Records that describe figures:
[start]

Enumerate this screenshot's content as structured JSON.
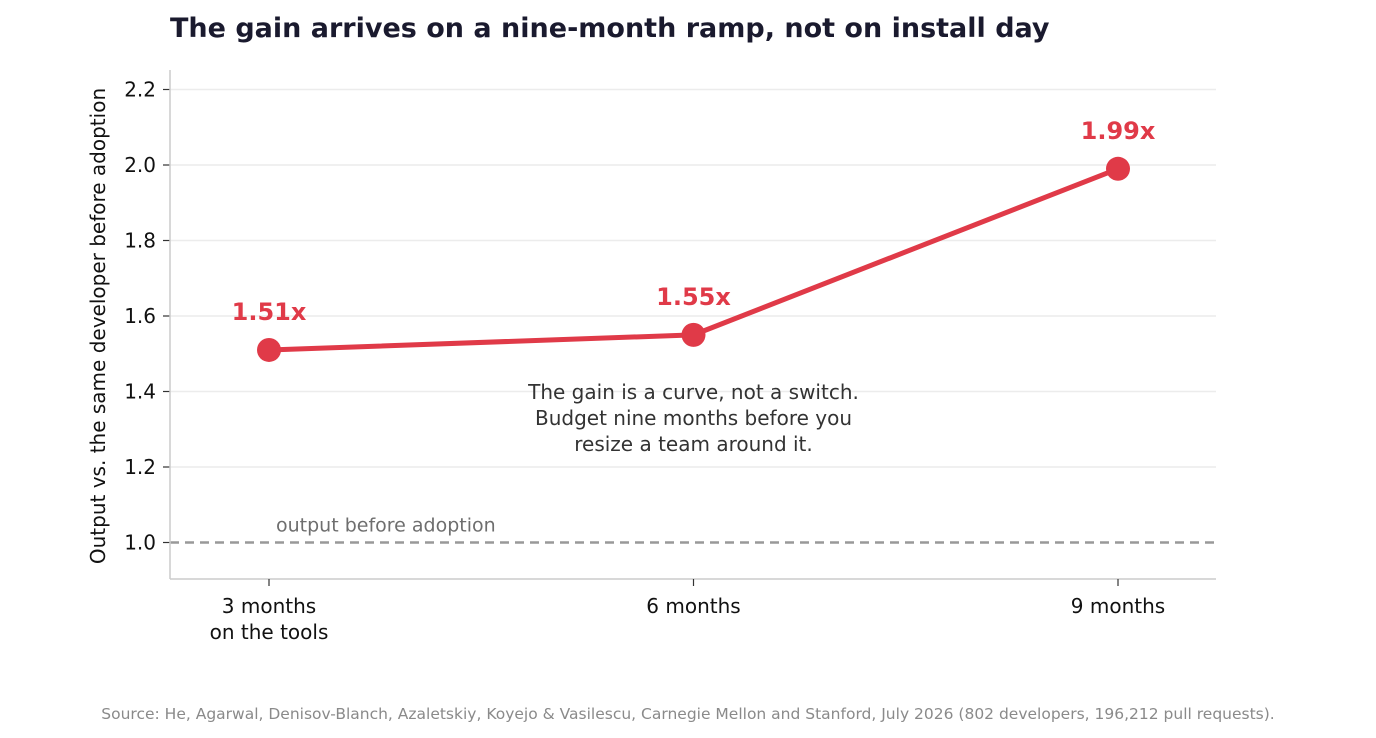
{
  "chart_data": {
    "type": "line",
    "title": "The gain arrives on a nine-month ramp, not on install day",
    "ylabel": "Output vs. the same developer before adoption",
    "xlabel": "",
    "categories": [
      [
        "3 months",
        "on the tools"
      ],
      [
        "6 months"
      ],
      [
        "9 months"
      ]
    ],
    "values": [
      1.51,
      1.55,
      1.99
    ],
    "data_labels": [
      "1.51x",
      "1.55x",
      "1.99x"
    ],
    "ylim": [
      0.9,
      2.25
    ],
    "yticks": [
      1.0,
      1.2,
      1.4,
      1.6,
      1.8,
      2.0,
      2.2
    ],
    "ytick_labels": [
      "1.0",
      "1.2",
      "1.4",
      "1.6",
      "1.8",
      "2.0",
      "2.2"
    ],
    "grid": "horizontal",
    "reference_line": {
      "value": 1.0,
      "label": "output before adoption",
      "style": "dashed",
      "color": "#999999"
    },
    "annotation": {
      "lines": [
        "The gain is a curve, not a switch.",
        "Budget nine months before you",
        "resize a team around it."
      ]
    },
    "colors": {
      "series": "#e03a48",
      "grid": "#ececec",
      "axis": "#cccccc"
    }
  },
  "source": "Source: He, Agarwal, Denisov-Blanch, Azaletskiy, Koyejo & Vasilescu, Carnegie Mellon and Stanford, July 2026 (802 developers, 196,212 pull requests)."
}
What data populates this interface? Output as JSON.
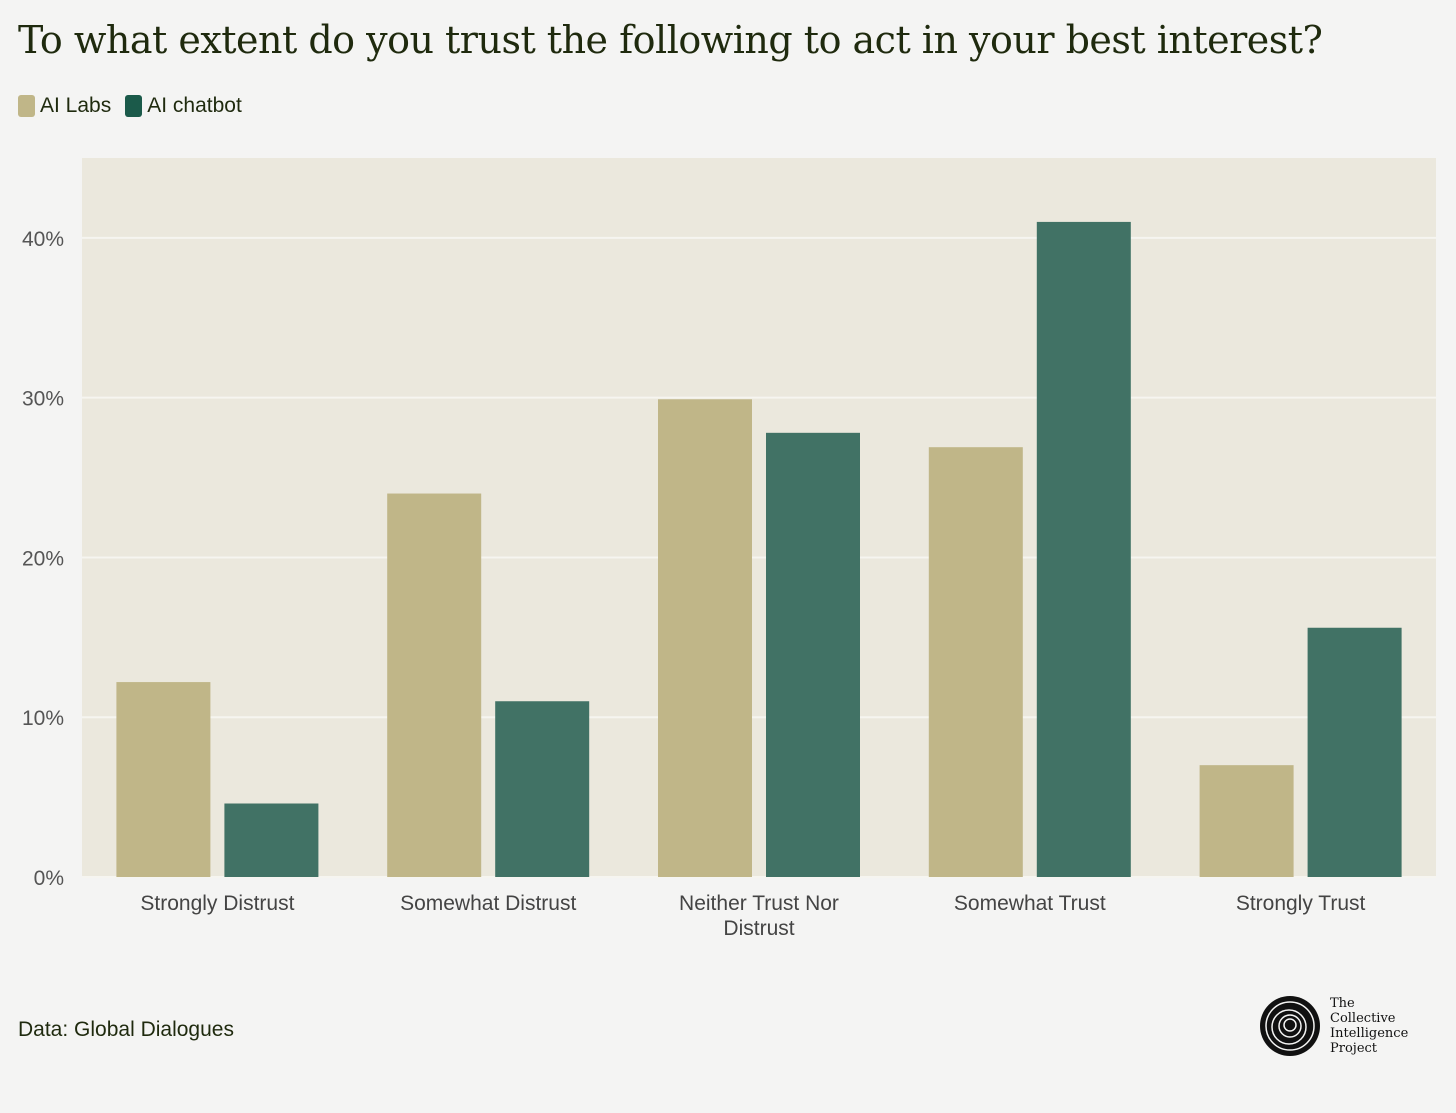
{
  "title": "To what extent do you trust the following to act in your best interest?",
  "legend": [
    {
      "label": "AI Labs",
      "color": "#c0b688"
    },
    {
      "label": "AI chatbot",
      "color": "#1b5a4a"
    }
  ],
  "source": "Data: Global Dialogues",
  "brand": {
    "logo_icon": "tree-rings-logo-icon",
    "lines": [
      "The",
      "Collective",
      "Intelligence",
      "Project"
    ]
  },
  "colors": {
    "plot_background": "#ebe8dd",
    "page_background": "#f4f4f3",
    "ai_labs": "#c0b688",
    "ai_chatbot": "#417265"
  },
  "chart_data": {
    "type": "bar",
    "title": "To what extent do you trust the following to act in your best interest?",
    "xlabel": "",
    "ylabel": "",
    "categories": [
      [
        "Strongly Distrust"
      ],
      [
        "Somewhat Distrust"
      ],
      [
        "Neither Trust Nor",
        "Distrust"
      ],
      [
        "Somewhat Trust"
      ],
      [
        "Strongly Trust"
      ]
    ],
    "series": [
      {
        "name": "AI Labs",
        "values": [
          12.2,
          24.0,
          29.9,
          26.9,
          7.0
        ]
      },
      {
        "name": "AI chatbot",
        "values": [
          4.6,
          11.0,
          27.8,
          41.0,
          15.6
        ]
      }
    ],
    "ylim": [
      0,
      45
    ],
    "yticks": [
      0,
      10,
      20,
      30,
      40
    ],
    "ytick_labels": [
      "0%",
      "10%",
      "20%",
      "30%",
      "40%"
    ],
    "grid": true,
    "legend_position": "top-left"
  }
}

[end]

Using the records above, copy every line that has the word "this" in it.

Enumerate this screenshot's content as structured JSON.
What data populates this interface? Output as JSON.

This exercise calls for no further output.